Collected data:
-- start --

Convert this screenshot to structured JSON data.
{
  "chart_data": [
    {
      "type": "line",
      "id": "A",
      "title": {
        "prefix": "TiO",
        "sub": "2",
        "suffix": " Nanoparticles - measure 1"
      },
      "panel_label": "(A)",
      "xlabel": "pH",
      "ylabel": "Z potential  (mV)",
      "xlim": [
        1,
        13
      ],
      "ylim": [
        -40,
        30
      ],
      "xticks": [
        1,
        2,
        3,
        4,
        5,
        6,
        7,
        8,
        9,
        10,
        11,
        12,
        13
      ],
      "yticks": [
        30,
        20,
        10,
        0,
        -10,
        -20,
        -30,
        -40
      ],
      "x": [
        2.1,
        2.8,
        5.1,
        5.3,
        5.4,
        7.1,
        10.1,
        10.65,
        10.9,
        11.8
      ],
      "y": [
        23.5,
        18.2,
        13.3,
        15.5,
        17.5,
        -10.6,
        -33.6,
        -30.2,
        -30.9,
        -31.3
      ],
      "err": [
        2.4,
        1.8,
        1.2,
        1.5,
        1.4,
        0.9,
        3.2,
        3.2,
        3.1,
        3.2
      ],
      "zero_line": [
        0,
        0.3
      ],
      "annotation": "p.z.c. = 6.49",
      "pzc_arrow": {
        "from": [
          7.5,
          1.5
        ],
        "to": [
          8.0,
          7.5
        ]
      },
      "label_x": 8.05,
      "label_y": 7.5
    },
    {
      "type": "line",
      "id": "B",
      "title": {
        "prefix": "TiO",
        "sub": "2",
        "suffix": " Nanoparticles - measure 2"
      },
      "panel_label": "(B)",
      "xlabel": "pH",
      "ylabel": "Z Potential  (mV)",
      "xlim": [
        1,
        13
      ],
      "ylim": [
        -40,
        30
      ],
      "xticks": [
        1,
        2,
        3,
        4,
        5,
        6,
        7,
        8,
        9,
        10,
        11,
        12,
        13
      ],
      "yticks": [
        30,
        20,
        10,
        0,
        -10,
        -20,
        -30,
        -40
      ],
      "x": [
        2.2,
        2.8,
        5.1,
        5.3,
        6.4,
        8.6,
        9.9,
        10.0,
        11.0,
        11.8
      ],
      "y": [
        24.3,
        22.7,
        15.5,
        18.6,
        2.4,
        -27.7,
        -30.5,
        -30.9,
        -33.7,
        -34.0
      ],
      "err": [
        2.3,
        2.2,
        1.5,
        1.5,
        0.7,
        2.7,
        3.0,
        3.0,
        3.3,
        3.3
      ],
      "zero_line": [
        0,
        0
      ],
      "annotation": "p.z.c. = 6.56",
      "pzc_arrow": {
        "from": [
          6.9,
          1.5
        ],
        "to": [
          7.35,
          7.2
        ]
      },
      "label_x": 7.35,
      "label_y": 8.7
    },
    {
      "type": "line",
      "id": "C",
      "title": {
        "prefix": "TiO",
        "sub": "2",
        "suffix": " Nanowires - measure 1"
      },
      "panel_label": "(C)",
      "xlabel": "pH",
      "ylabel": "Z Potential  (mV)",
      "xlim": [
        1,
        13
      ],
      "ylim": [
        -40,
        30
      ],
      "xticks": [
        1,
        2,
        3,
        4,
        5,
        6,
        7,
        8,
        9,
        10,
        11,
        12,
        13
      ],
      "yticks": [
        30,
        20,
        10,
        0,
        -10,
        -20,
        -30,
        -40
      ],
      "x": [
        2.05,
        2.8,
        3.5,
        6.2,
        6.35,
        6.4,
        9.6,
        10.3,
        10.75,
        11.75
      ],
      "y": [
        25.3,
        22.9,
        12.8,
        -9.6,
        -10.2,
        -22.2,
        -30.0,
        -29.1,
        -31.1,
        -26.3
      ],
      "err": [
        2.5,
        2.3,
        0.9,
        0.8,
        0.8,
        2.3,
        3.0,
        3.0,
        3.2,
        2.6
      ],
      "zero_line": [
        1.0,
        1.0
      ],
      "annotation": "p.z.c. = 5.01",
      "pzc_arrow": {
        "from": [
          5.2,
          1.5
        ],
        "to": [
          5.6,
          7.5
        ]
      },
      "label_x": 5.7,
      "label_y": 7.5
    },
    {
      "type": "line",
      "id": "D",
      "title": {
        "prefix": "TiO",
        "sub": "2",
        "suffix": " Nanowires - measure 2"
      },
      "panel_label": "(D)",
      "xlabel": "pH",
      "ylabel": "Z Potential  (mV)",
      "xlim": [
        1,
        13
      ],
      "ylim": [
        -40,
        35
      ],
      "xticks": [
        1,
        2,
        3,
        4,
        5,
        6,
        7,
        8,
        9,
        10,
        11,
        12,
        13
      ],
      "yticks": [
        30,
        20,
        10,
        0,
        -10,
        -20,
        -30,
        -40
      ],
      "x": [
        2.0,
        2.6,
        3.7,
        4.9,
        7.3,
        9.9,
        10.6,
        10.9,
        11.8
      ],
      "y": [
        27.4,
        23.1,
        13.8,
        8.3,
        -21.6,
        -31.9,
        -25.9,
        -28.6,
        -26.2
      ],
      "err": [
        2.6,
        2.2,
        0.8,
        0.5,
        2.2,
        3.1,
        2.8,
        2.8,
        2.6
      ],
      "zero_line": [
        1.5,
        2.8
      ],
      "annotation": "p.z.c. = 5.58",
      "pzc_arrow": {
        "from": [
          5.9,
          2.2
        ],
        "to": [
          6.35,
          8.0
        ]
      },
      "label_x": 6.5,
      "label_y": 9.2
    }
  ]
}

-- end --

**WHAT YOU SHOULD DO**
Print every record above exactly as written.

**ANSWER FOR THIS EXERCISE**
Convert this screenshot to structured JSON data.
{
  "chart_data": [
    {
      "type": "line",
      "id": "A",
      "title": {
        "prefix": "TiO",
        "sub": "2",
        "suffix": " Nanoparticles - measure 1"
      },
      "panel_label": "(A)",
      "xlabel": "pH",
      "ylabel": "Z potential  (mV)",
      "xlim": [
        1,
        13
      ],
      "ylim": [
        -40,
        30
      ],
      "xticks": [
        1,
        2,
        3,
        4,
        5,
        6,
        7,
        8,
        9,
        10,
        11,
        12,
        13
      ],
      "yticks": [
        30,
        20,
        10,
        0,
        -10,
        -20,
        -30,
        -40
      ],
      "x": [
        2.1,
        2.8,
        5.1,
        5.3,
        5.4,
        7.1,
        10.1,
        10.65,
        10.9,
        11.8
      ],
      "y": [
        23.5,
        18.2,
        13.3,
        15.5,
        17.5,
        -10.6,
        -33.6,
        -30.2,
        -30.9,
        -31.3
      ],
      "err": [
        2.4,
        1.8,
        1.2,
        1.5,
        1.4,
        0.9,
        3.2,
        3.2,
        3.1,
        3.2
      ],
      "zero_line": [
        0,
        0.3
      ],
      "annotation": "p.z.c. = 6.49",
      "pzc_arrow": {
        "from": [
          7.5,
          1.5
        ],
        "to": [
          8.0,
          7.5
        ]
      },
      "label_x": 8.05,
      "label_y": 7.5
    },
    {
      "type": "line",
      "id": "B",
      "title": {
        "prefix": "TiO",
        "sub": "2",
        "suffix": " Nanoparticles - measure 2"
      },
      "panel_label": "(B)",
      "xlabel": "pH",
      "ylabel": "Z Potential  (mV)",
      "xlim": [
        1,
        13
      ],
      "ylim": [
        -40,
        30
      ],
      "xticks": [
        1,
        2,
        3,
        4,
        5,
        6,
        7,
        8,
        9,
        10,
        11,
        12,
        13
      ],
      "yticks": [
        30,
        20,
        10,
        0,
        -10,
        -20,
        -30,
        -40
      ],
      "x": [
        2.2,
        2.8,
        5.1,
        5.3,
        6.4,
        8.6,
        9.9,
        10.0,
        11.0,
        11.8
      ],
      "y": [
        24.3,
        22.7,
        15.5,
        18.6,
        2.4,
        -27.7,
        -30.5,
        -30.9,
        -33.7,
        -34.0
      ],
      "err": [
        2.3,
        2.2,
        1.5,
        1.5,
        0.7,
        2.7,
        3.0,
        3.0,
        3.3,
        3.3
      ],
      "zero_line": [
        0,
        0
      ],
      "annotation": "p.z.c. = 6.56",
      "pzc_arrow": {
        "from": [
          6.9,
          1.5
        ],
        "to": [
          7.35,
          7.2
        ]
      },
      "label_x": 7.35,
      "label_y": 8.7
    },
    {
      "type": "line",
      "id": "C",
      "title": {
        "prefix": "TiO",
        "sub": "2",
        "suffix": " Nanowires - measure 1"
      },
      "panel_label": "(C)",
      "xlabel": "pH",
      "ylabel": "Z Potential  (mV)",
      "xlim": [
        1,
        13
      ],
      "ylim": [
        -40,
        30
      ],
      "xticks": [
        1,
        2,
        3,
        4,
        5,
        6,
        7,
        8,
        9,
        10,
        11,
        12,
        13
      ],
      "yticks": [
        30,
        20,
        10,
        0,
        -10,
        -20,
        -30,
        -40
      ],
      "x": [
        2.05,
        2.8,
        3.5,
        6.2,
        6.35,
        6.4,
        9.6,
        10.3,
        10.75,
        11.75
      ],
      "y": [
        25.3,
        22.9,
        12.8,
        -9.6,
        -10.2,
        -22.2,
        -30.0,
        -29.1,
        -31.1,
        -26.3
      ],
      "err": [
        2.5,
        2.3,
        0.9,
        0.8,
        0.8,
        2.3,
        3.0,
        3.0,
        3.2,
        2.6
      ],
      "zero_line": [
        1.0,
        1.0
      ],
      "annotation": "p.z.c. = 5.01",
      "pzc_arrow": {
        "from": [
          5.2,
          1.5
        ],
        "to": [
          5.6,
          7.5
        ]
      },
      "label_x": 5.7,
      "label_y": 7.5
    },
    {
      "type": "line",
      "id": "D",
      "title": {
        "prefix": "TiO",
        "sub": "2",
        "suffix": " Nanowires - measure 2"
      },
      "panel_label": "(D)",
      "xlabel": "pH",
      "ylabel": "Z Potential  (mV)",
      "xlim": [
        1,
        13
      ],
      "ylim": [
        -40,
        35
      ],
      "xticks": [
        1,
        2,
        3,
        4,
        5,
        6,
        7,
        8,
        9,
        10,
        11,
        12,
        13
      ],
      "yticks": [
        30,
        20,
        10,
        0,
        -10,
        -20,
        -30,
        -40
      ],
      "x": [
        2.0,
        2.6,
        3.7,
        4.9,
        7.3,
        9.9,
        10.6,
        10.9,
        11.8
      ],
      "y": [
        27.4,
        23.1,
        13.8,
        8.3,
        -21.6,
        -31.9,
        -25.9,
        -28.6,
        -26.2
      ],
      "err": [
        2.6,
        2.2,
        0.8,
        0.5,
        2.2,
        3.1,
        2.8,
        2.8,
        2.6
      ],
      "zero_line": [
        1.5,
        2.8
      ],
      "annotation": "p.z.c. = 5.58",
      "pzc_arrow": {
        "from": [
          5.9,
          2.2
        ],
        "to": [
          6.35,
          8.0
        ]
      },
      "label_x": 6.5,
      "label_y": 9.2
    }
  ]
}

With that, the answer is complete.